> _SUPPLIED DATA_
--- begin ---

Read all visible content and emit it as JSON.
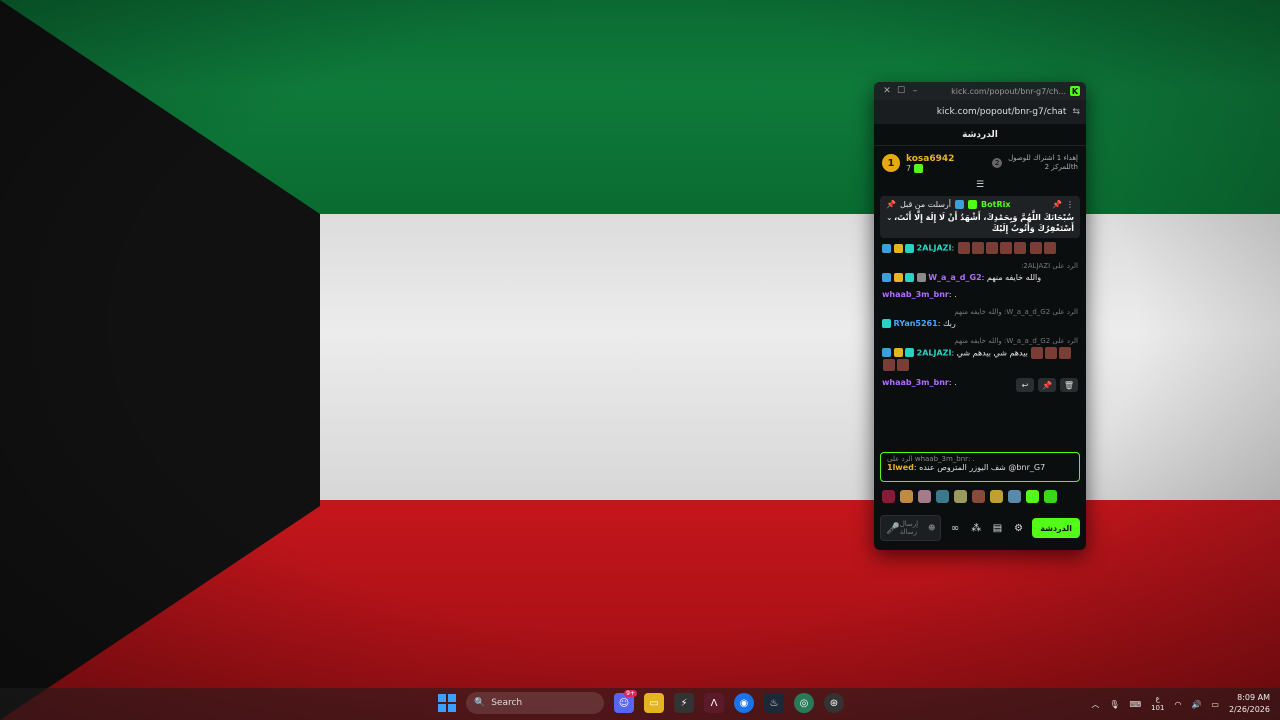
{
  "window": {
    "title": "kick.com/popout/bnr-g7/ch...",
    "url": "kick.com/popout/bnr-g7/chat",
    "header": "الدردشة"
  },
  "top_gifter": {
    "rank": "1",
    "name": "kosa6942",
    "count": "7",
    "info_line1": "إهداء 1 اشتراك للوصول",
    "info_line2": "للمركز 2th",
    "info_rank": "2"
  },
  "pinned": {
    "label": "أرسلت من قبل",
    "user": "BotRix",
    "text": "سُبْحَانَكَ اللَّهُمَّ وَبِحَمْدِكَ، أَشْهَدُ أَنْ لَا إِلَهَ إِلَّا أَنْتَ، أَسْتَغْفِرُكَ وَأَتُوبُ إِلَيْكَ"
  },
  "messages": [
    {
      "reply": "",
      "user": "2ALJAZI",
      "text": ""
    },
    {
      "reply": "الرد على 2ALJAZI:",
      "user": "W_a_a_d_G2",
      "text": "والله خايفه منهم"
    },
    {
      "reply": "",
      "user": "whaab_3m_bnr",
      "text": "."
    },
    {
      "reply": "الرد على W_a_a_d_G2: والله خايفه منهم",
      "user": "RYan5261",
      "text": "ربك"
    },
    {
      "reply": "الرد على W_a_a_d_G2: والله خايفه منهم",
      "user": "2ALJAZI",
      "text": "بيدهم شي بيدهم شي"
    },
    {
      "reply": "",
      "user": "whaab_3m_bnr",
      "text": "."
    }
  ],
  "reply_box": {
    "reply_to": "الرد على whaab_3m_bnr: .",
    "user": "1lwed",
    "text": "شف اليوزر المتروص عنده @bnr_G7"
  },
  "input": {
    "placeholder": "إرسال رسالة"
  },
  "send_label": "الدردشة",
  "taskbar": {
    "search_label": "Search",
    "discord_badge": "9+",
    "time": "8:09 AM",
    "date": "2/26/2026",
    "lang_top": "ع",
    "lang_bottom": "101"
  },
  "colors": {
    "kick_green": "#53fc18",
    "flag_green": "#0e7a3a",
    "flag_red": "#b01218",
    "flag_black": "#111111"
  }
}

--- end ---

> _WHAT IS EXPECTED_
Wherever "text" shows up in a line, copy that line.

> _COMPLETE RESPONSE_
    "text": "سُبْحَانَكَ اللَّهُمَّ وَبِحَمْدِكَ، أَشْهَدُ أَنْ لَا إِلَهَ إِلَّا أَنْتَ، أَسْتَغْفِرُكَ وَأَتُوبُ إِلَيْكَ"
      "text": ""
      "text": "والله خايفه منهم"
      "text": "."
      "text": "ربك"
      "text": "بيدهم شي بيدهم شي"
      "text": "."
    "text": "شف اليوزر المتروص عنده @bnr_G7"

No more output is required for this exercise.